# WRITTEN TASK
Copy out all the lines in the records that include the word "black".

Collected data
-*-*-
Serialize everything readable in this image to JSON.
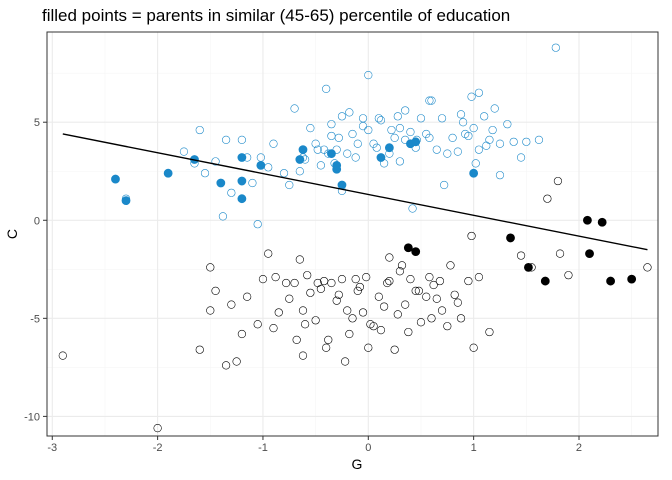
{
  "chart_data": {
    "type": "scatter",
    "title": "filled points = parents in similar (45-65) percentile of education",
    "xlabel": "G",
    "ylabel": "C",
    "xlim": [
      -3.05,
      2.75
    ],
    "ylim": [
      -11.0,
      9.6
    ],
    "x_ticks": [
      -3,
      -2,
      -1,
      0,
      1,
      2
    ],
    "y_ticks": [
      -10,
      -5,
      0,
      5
    ],
    "x_tick_labels": [
      "-3",
      "-2",
      "-1",
      "0",
      "1",
      "2"
    ],
    "y_tick_labels": [
      "-10",
      "-5",
      "0",
      "5"
    ],
    "grid": true,
    "theme": "black-and-white",
    "colors": {
      "blue": "#1a88c9",
      "black": "#000000",
      "line": "#000000",
      "panel_border": "#333333",
      "grid_major": "#ebebeb",
      "grid_minor": "#f5f5f5"
    },
    "regression_line": {
      "x": [
        -2.9,
        2.65
      ],
      "y": [
        4.4,
        -1.5
      ]
    },
    "series": [
      {
        "color": "blue",
        "filled": false,
        "points": [
          [
            -2.3,
            1.1
          ],
          [
            -1.6,
            4.6
          ],
          [
            -1.75,
            3.5
          ],
          [
            -1.65,
            2.9
          ],
          [
            -1.55,
            2.4
          ],
          [
            -1.45,
            3.0
          ],
          [
            -1.35,
            4.1
          ],
          [
            -1.3,
            1.4
          ],
          [
            -1.2,
            4.1
          ],
          [
            -1.15,
            3.2
          ],
          [
            -1.1,
            1.9
          ],
          [
            -1.02,
            3.2
          ],
          [
            -0.95,
            2.7
          ],
          [
            -0.9,
            3.9
          ],
          [
            -0.8,
            2.4
          ],
          [
            -0.75,
            1.8
          ],
          [
            -0.7,
            5.7
          ],
          [
            -0.62,
            3.2
          ],
          [
            -0.55,
            4.7
          ],
          [
            -0.5,
            3.9
          ],
          [
            -0.45,
            2.8
          ],
          [
            -0.42,
            3.6
          ],
          [
            -0.38,
            3.4
          ],
          [
            -0.35,
            4.3
          ],
          [
            -0.32,
            2.9
          ],
          [
            -0.3,
            3.6
          ],
          [
            -0.28,
            4.2
          ],
          [
            -0.25,
            1.5
          ],
          [
            -0.2,
            3.4
          ],
          [
            -0.15,
            4.4
          ],
          [
            -0.1,
            3.9
          ],
          [
            -0.05,
            4.8
          ],
          [
            0.0,
            4.6
          ],
          [
            0.05,
            3.9
          ],
          [
            0.1,
            5.2
          ],
          [
            0.15,
            2.9
          ],
          [
            0.2,
            3.4
          ],
          [
            0.25,
            4.2
          ],
          [
            0.3,
            4.7
          ],
          [
            0.35,
            4.1
          ],
          [
            0.4,
            4.5
          ],
          [
            0.45,
            3.7
          ],
          [
            0.5,
            5.2
          ],
          [
            0.55,
            4.4
          ],
          [
            0.6,
            6.1
          ],
          [
            0.65,
            3.6
          ],
          [
            0.7,
            5.2
          ],
          [
            0.75,
            3.4
          ],
          [
            0.8,
            4.2
          ],
          [
            0.85,
            3.5
          ],
          [
            0.9,
            5.0
          ],
          [
            0.95,
            4.3
          ],
          [
            1.0,
            4.7
          ],
          [
            1.05,
            3.6
          ],
          [
            1.1,
            5.3
          ],
          [
            1.15,
            4.1
          ],
          [
            1.2,
            5.7
          ],
          [
            1.25,
            3.9
          ],
          [
            1.32,
            4.9
          ],
          [
            1.45,
            3.2
          ],
          [
            1.62,
            4.1
          ],
          [
            1.78,
            8.8
          ],
          [
            1.5,
            4.0
          ],
          [
            -0.6,
            3.1
          ],
          [
            -0.4,
            6.7
          ],
          [
            0.0,
            7.4
          ],
          [
            -1.05,
            -0.2
          ],
          [
            -1.38,
            0.2
          ],
          [
            -0.65,
            2.5
          ],
          [
            0.98,
            6.3
          ],
          [
            1.05,
            6.5
          ],
          [
            0.72,
            1.8
          ],
          [
            0.42,
            0.6
          ],
          [
            0.3,
            3.0
          ],
          [
            -0.12,
            3.2
          ],
          [
            -0.18,
            5.5
          ],
          [
            0.12,
            5.1
          ],
          [
            0.22,
            4.6
          ],
          [
            0.35,
            5.6
          ],
          [
            -0.25,
            5.3
          ],
          [
            0.08,
            3.7
          ],
          [
            -0.35,
            4.9
          ],
          [
            0.58,
            6.1
          ],
          [
            0.92,
            4.4
          ],
          [
            1.18,
            4.6
          ],
          [
            1.38,
            4.0
          ],
          [
            -0.05,
            5.2
          ],
          [
            0.46,
            4.1
          ],
          [
            0.88,
            5.4
          ],
          [
            0.28,
            5.3
          ],
          [
            -0.48,
            3.6
          ],
          [
            1.12,
            3.8
          ],
          [
            1.25,
            2.3
          ],
          [
            1.02,
            2.9
          ],
          [
            0.58,
            4.2
          ]
        ]
      },
      {
        "color": "blue",
        "filled": true,
        "points": [
          [
            -2.4,
            2.1
          ],
          [
            -2.3,
            1.0
          ],
          [
            -1.9,
            2.4
          ],
          [
            -1.65,
            3.1
          ],
          [
            -1.4,
            1.9
          ],
          [
            -1.2,
            3.2
          ],
          [
            -1.02,
            2.8
          ],
          [
            -1.2,
            2.0
          ],
          [
            -1.2,
            1.1
          ],
          [
            -0.65,
            3.1
          ],
          [
            -0.62,
            3.6
          ],
          [
            -0.35,
            3.4
          ],
          [
            -0.3,
            2.6
          ],
          [
            -0.25,
            1.8
          ],
          [
            -0.3,
            2.8
          ],
          [
            0.2,
            3.7
          ],
          [
            0.12,
            3.2
          ],
          [
            0.4,
            3.9
          ],
          [
            0.45,
            4.0
          ],
          [
            1.0,
            2.4
          ]
        ]
      },
      {
        "color": "black",
        "filled": false,
        "points": [
          [
            -2.9,
            -6.9
          ],
          [
            -2.0,
            -10.6
          ],
          [
            -1.6,
            -6.6
          ],
          [
            -1.5,
            -2.4
          ],
          [
            -1.45,
            -3.6
          ],
          [
            -1.5,
            -4.6
          ],
          [
            -1.35,
            -7.4
          ],
          [
            -1.25,
            -7.2
          ],
          [
            -1.2,
            -5.8
          ],
          [
            -1.15,
            -3.9
          ],
          [
            -1.05,
            -5.3
          ],
          [
            -1.0,
            -3.0
          ],
          [
            -0.95,
            -1.7
          ],
          [
            -0.9,
            -5.5
          ],
          [
            -0.85,
            -4.7
          ],
          [
            -0.75,
            -4.0
          ],
          [
            -0.7,
            -3.2
          ],
          [
            -0.65,
            -2.0
          ],
          [
            -0.6,
            -5.3
          ],
          [
            -0.55,
            -3.7
          ],
          [
            -0.5,
            -5.1
          ],
          [
            -0.45,
            -3.5
          ],
          [
            -0.4,
            -6.5
          ],
          [
            -0.35,
            -3.2
          ],
          [
            -0.3,
            -4.1
          ],
          [
            -0.25,
            -3.0
          ],
          [
            -0.2,
            -4.6
          ],
          [
            -0.15,
            -5.0
          ],
          [
            -0.1,
            -3.6
          ],
          [
            -0.05,
            -4.7
          ],
          [
            0.0,
            -6.5
          ],
          [
            0.05,
            -5.4
          ],
          [
            0.1,
            -3.9
          ],
          [
            0.15,
            -4.4
          ],
          [
            0.2,
            -3.1
          ],
          [
            0.25,
            -6.6
          ],
          [
            0.3,
            -2.6
          ],
          [
            0.35,
            -4.3
          ],
          [
            0.4,
            -3.0
          ],
          [
            0.45,
            -3.6
          ],
          [
            0.5,
            -5.2
          ],
          [
            0.55,
            -3.9
          ],
          [
            0.6,
            -5.0
          ],
          [
            0.65,
            -4.0
          ],
          [
            0.7,
            -4.6
          ],
          [
            0.75,
            -5.4
          ],
          [
            0.85,
            -4.2
          ],
          [
            0.95,
            -3.1
          ],
          [
            1.0,
            -6.5
          ],
          [
            1.05,
            -2.9
          ],
          [
            1.15,
            -5.7
          ],
          [
            1.45,
            -1.8
          ],
          [
            1.55,
            -2.4
          ],
          [
            1.7,
            1.1
          ],
          [
            1.8,
            2.0
          ],
          [
            1.82,
            -1.7
          ],
          [
            1.9,
            -2.8
          ],
          [
            2.65,
            -2.4
          ],
          [
            0.98,
            -0.8
          ],
          [
            -0.62,
            -6.9
          ],
          [
            -0.22,
            -7.2
          ],
          [
            -0.78,
            -3.2
          ],
          [
            -0.02,
            -2.9
          ],
          [
            0.18,
            -3.2
          ],
          [
            0.82,
            -3.8
          ],
          [
            -0.42,
            -3.1
          ],
          [
            0.38,
            -5.7
          ],
          [
            -0.62,
            -4.6
          ],
          [
            -0.28,
            -3.8
          ],
          [
            0.12,
            -5.6
          ],
          [
            0.68,
            -3.1
          ],
          [
            -0.88,
            -2.9
          ],
          [
            -0.18,
            -5.8
          ],
          [
            0.02,
            -5.3
          ],
          [
            0.58,
            -2.9
          ],
          [
            0.28,
            -4.8
          ],
          [
            -0.58,
            -2.8
          ],
          [
            -0.38,
            -6.1
          ],
          [
            -0.08,
            -3.4
          ],
          [
            0.48,
            -3.6
          ],
          [
            -1.3,
            -4.3
          ],
          [
            -0.68,
            -6.1
          ],
          [
            0.78,
            -2.3
          ],
          [
            0.88,
            -5.0
          ],
          [
            -0.48,
            -3.2
          ],
          [
            0.2,
            -1.9
          ],
          [
            0.62,
            -3.3
          ],
          [
            -0.12,
            -3.0
          ],
          [
            0.32,
            -2.3
          ]
        ]
      },
      {
        "color": "black",
        "filled": true,
        "points": [
          [
            0.38,
            -1.4
          ],
          [
            0.45,
            -1.6
          ],
          [
            1.35,
            -0.9
          ],
          [
            1.52,
            -2.4
          ],
          [
            1.68,
            -3.1
          ],
          [
            2.08,
            0.0
          ],
          [
            2.22,
            -0.1
          ],
          [
            2.1,
            -1.7
          ],
          [
            2.3,
            -3.1
          ],
          [
            2.5,
            -3.0
          ]
        ]
      }
    ]
  }
}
-*-*-
# CORRECT ANSWER
    "theme": "black-and-white",
      "black": "#000000",
        "color": "black",
        "color": "black",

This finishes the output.